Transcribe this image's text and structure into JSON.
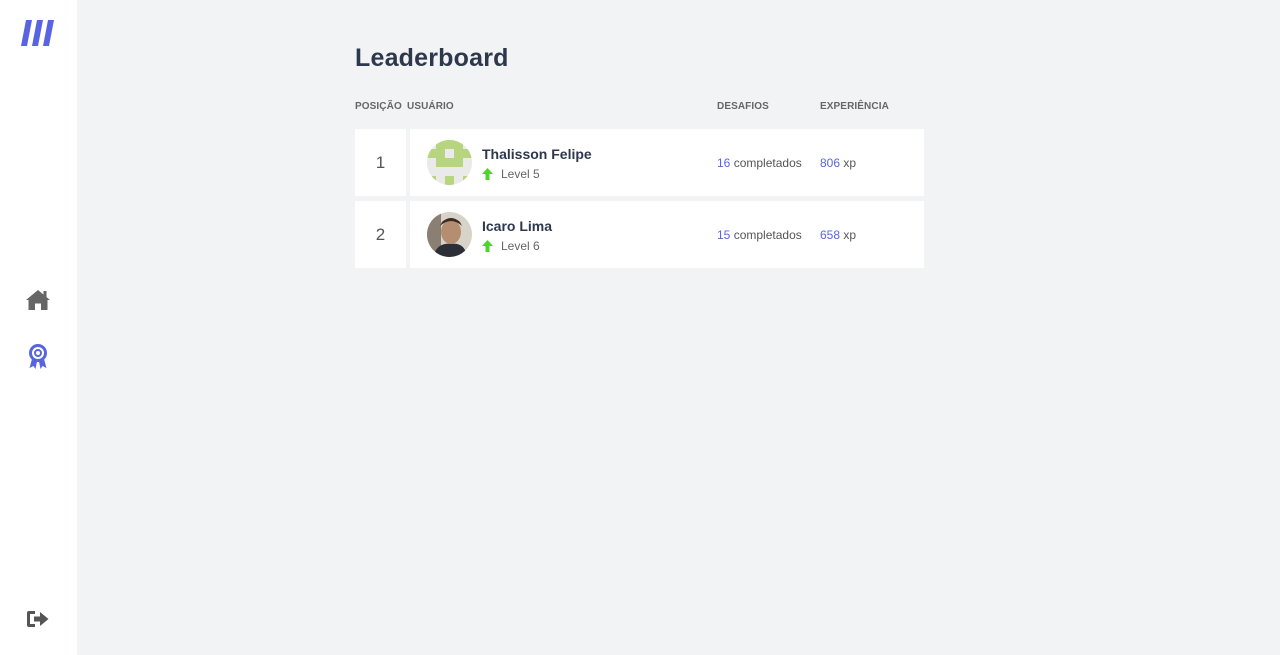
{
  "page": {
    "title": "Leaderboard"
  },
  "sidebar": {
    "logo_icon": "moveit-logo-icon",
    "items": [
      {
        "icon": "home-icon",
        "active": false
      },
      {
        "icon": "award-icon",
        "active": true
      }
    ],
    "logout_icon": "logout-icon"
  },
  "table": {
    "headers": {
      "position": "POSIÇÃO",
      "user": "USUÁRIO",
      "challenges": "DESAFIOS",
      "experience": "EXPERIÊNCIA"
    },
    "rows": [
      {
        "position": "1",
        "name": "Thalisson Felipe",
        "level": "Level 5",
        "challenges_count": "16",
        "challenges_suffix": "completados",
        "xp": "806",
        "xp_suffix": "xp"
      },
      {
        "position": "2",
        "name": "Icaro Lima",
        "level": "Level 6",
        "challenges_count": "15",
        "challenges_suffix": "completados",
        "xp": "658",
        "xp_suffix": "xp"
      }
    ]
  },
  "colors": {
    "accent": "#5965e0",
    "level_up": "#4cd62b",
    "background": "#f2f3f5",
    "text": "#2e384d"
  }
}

__________________________________________________

## WHAT YOU WILL DO
All of the material above should be reproduced exactly, except the pictures.

## THE RESPONSE
Transcribe this image's text and structure into JSON.
{
  "page": {
    "title": "Leaderboard"
  },
  "sidebar": {
    "logo_icon": "moveit-logo-icon",
    "items": [
      {
        "icon": "home-icon",
        "active": false
      },
      {
        "icon": "award-icon",
        "active": true
      }
    ],
    "logout_icon": "logout-icon"
  },
  "table": {
    "headers": {
      "position": "POSIÇÃO",
      "user": "USUÁRIO",
      "challenges": "DESAFIOS",
      "experience": "EXPERIÊNCIA"
    },
    "rows": [
      {
        "position": "1",
        "name": "Thalisson Felipe",
        "level": "Level 5",
        "challenges_count": "16",
        "challenges_suffix": "completados",
        "xp": "806",
        "xp_suffix": "xp"
      },
      {
        "position": "2",
        "name": "Icaro Lima",
        "level": "Level 6",
        "challenges_count": "15",
        "challenges_suffix": "completados",
        "xp": "658",
        "xp_suffix": "xp"
      }
    ]
  },
  "colors": {
    "accent": "#5965e0",
    "level_up": "#4cd62b",
    "background": "#f2f3f5",
    "text": "#2e384d"
  }
}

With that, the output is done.